What follows is a set of entries. Repeat them exactly, but not their pictures.
— BEGIN —
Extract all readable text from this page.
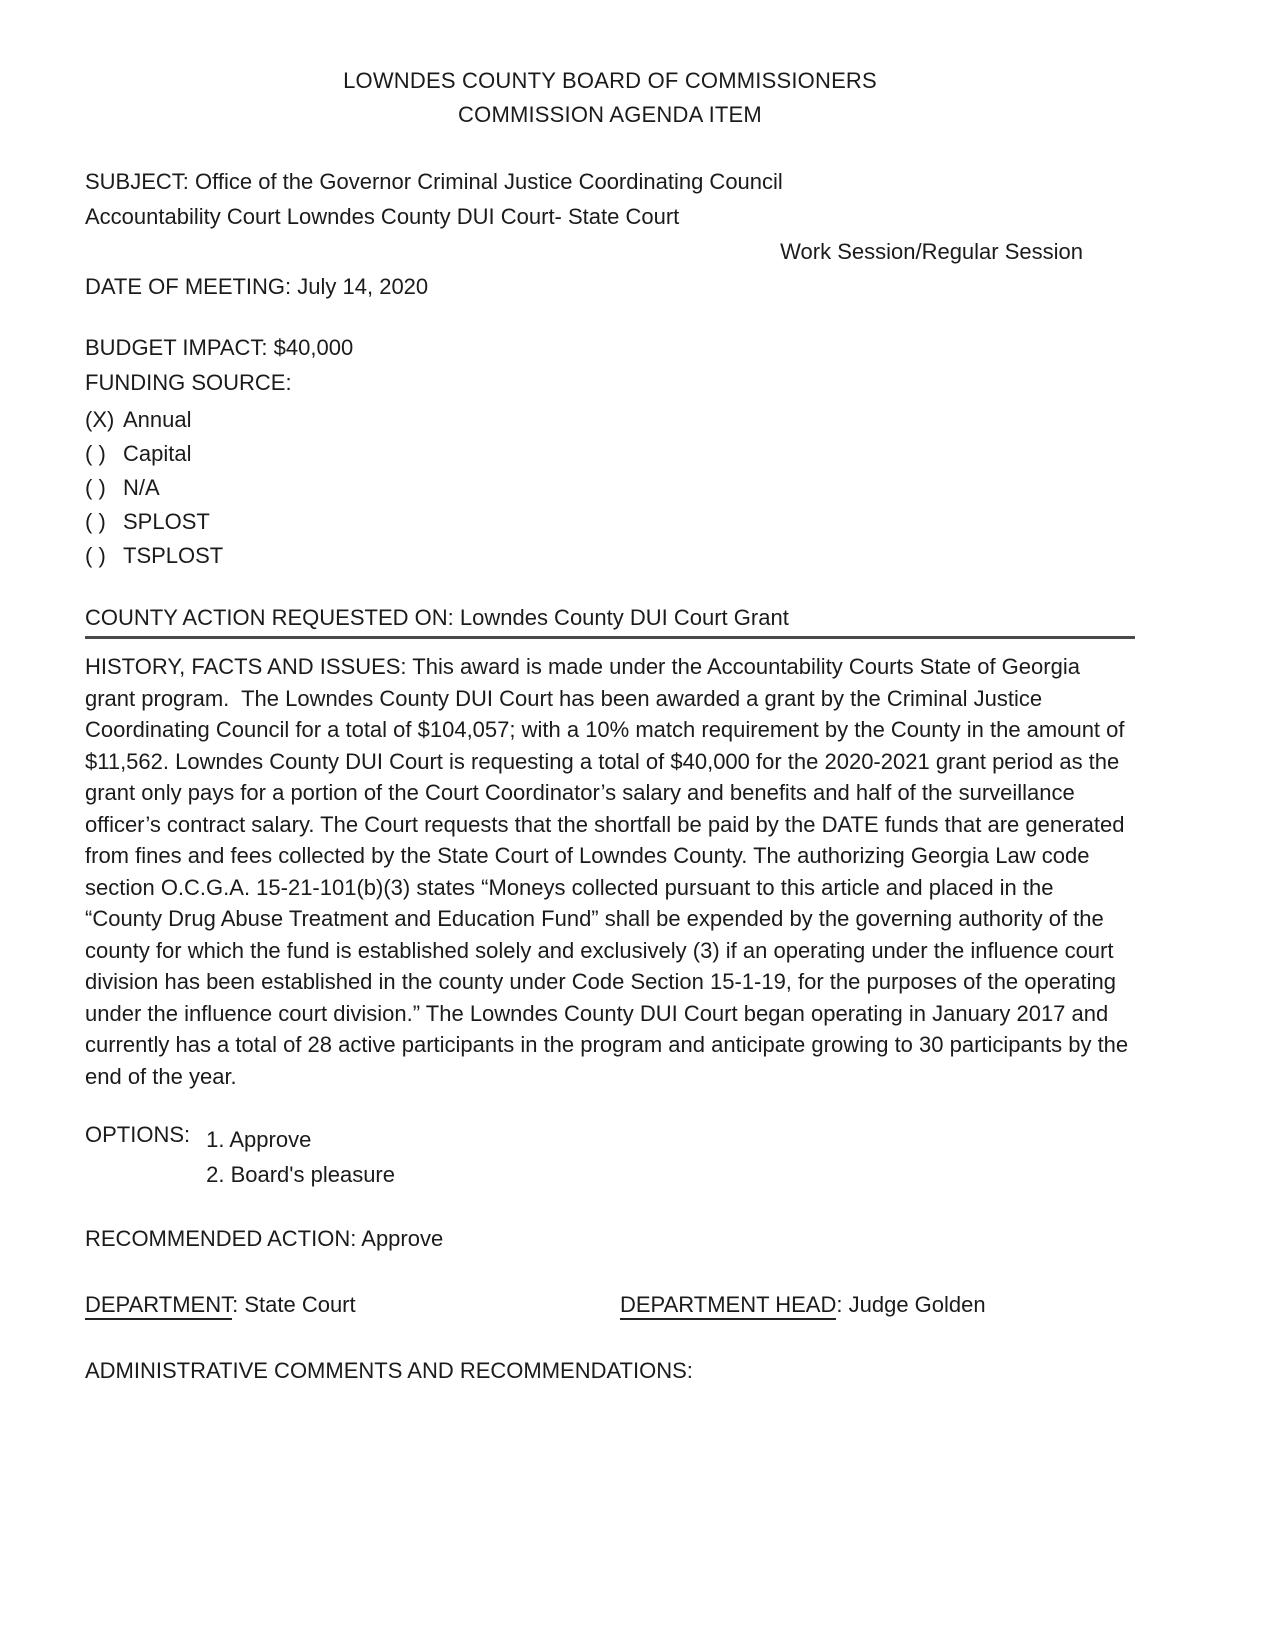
LOWNDES COUNTY BOARD OF COMMISSIONERS
COMMISSION AGENDA ITEM
SUBJECT: Office of the Governor Criminal Justice Coordinating Council
Accountability Court Lowndes County DUI Court- State Court
Work Session/Regular Session
DATE OF MEETING: July 14, 2020
BUDGET IMPACT: $40,000
FUNDING SOURCE:
(X) Annual
( ) Capital
( ) N/A
( ) SPLOST
( ) TSPLOST
COUNTY ACTION REQUESTED ON: Lowndes County DUI Court Grant

HISTORY, FACTS AND ISSUES: This award is made under the Accountability Courts State of Georgia grant program.  The Lowndes County DUI Court has been awarded a grant by the Criminal Justice Coordinating Council for a total of $104,057; with a 10% match requirement by the County in the amount of $11,562. Lowndes County DUI Court is requesting a total of $40,000 for the 2020-2021 grant period as the grant only pays for a portion of the Court Coordinator’s salary and benefits and half of the surveillance officer’s contract salary. The Court requests that the shortfall be paid by the DATE funds that are generated from fines and fees collected by the State Court of Lowndes County. The authorizing Georgia Law code section O.C.G.A. 15-21-101(b)(3) states “Moneys collected pursuant to this article and placed in the “County Drug Abuse Treatment and Education Fund” shall be expended by the governing authority of the county for which the fund is established solely and exclusively (3) if an operating under the influence court division has been established in the county under Code Section 15-1-19, for the purposes of the operating under the influence court division.” The Lowndes County DUI Court began operating in January 2017 and currently has a total of 28 active participants in the program and anticipate growing to 30 participants by the end of the year.

OPTIONS: 1. Approve
2. Board's pleasure
RECOMMENDED ACTION: Approve
DEPARTMENT: State Court	DEPARTMENT HEAD: Judge Golden
ADMINISTRATIVE COMMENTS AND RECOMMENDATIONS:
— END —
Solved problem:
Extract all readable text from this page.
LOWNDES COUNTY BOARD OF COMMISSIONERS
COMMISSION AGENDA ITEM
SUBJECT: Office of the Governor Criminal Justice Coordinating Council
Accountability Court Lowndes County DUI Court- State Court
Work Session/Regular Session
DATE OF MEETING: July 14, 2020
BUDGET IMPACT: $40,000
FUNDING SOURCE:
(X) Annual
( ) Capital
( ) N/A
( ) SPLOST
( ) TSPLOST
COUNTY ACTION REQUESTED ON: Lowndes County DUI Court Grant

HISTORY, FACTS AND ISSUES: This award is made under the Accountability Courts State of Georgia grant program.  The Lowndes County DUI Court has been awarded a grant by the Criminal Justice Coordinating Council for a total of $104,057; with a 10% match requirement by the County in the amount of $11,562. Lowndes County DUI Court is requesting a total of $40,000 for the 2020-2021 grant period as the grant only pays for a portion of the Court Coordinator’s salary and benefits and half of the surveillance officer’s contract salary. The Court requests that the shortfall be paid by the DATE funds that are generated from fines and fees collected by the State Court of Lowndes County. The authorizing Georgia Law code section O.C.G.A. 15-21-101(b)(3) states “Moneys collected pursuant to this article and placed in the “County Drug Abuse Treatment and Education Fund” shall be expended by the governing authority of the county for which the fund is established solely and exclusively (3) if an operating under the influence court division has been established in the county under Code Section 15-1-19, for the purposes of the operating under the influence court division.” The Lowndes County DUI Court began operating in January 2017 and currently has a total of 28 active participants in the program and anticipate growing to 30 participants by the end of the year.

OPTIONS: 1. Approve
2. Board's pleasure
RECOMMENDED ACTION: Approve
DEPARTMENT: State Court	DEPARTMENT HEAD: Judge Golden
ADMINISTRATIVE COMMENTS AND RECOMMENDATIONS:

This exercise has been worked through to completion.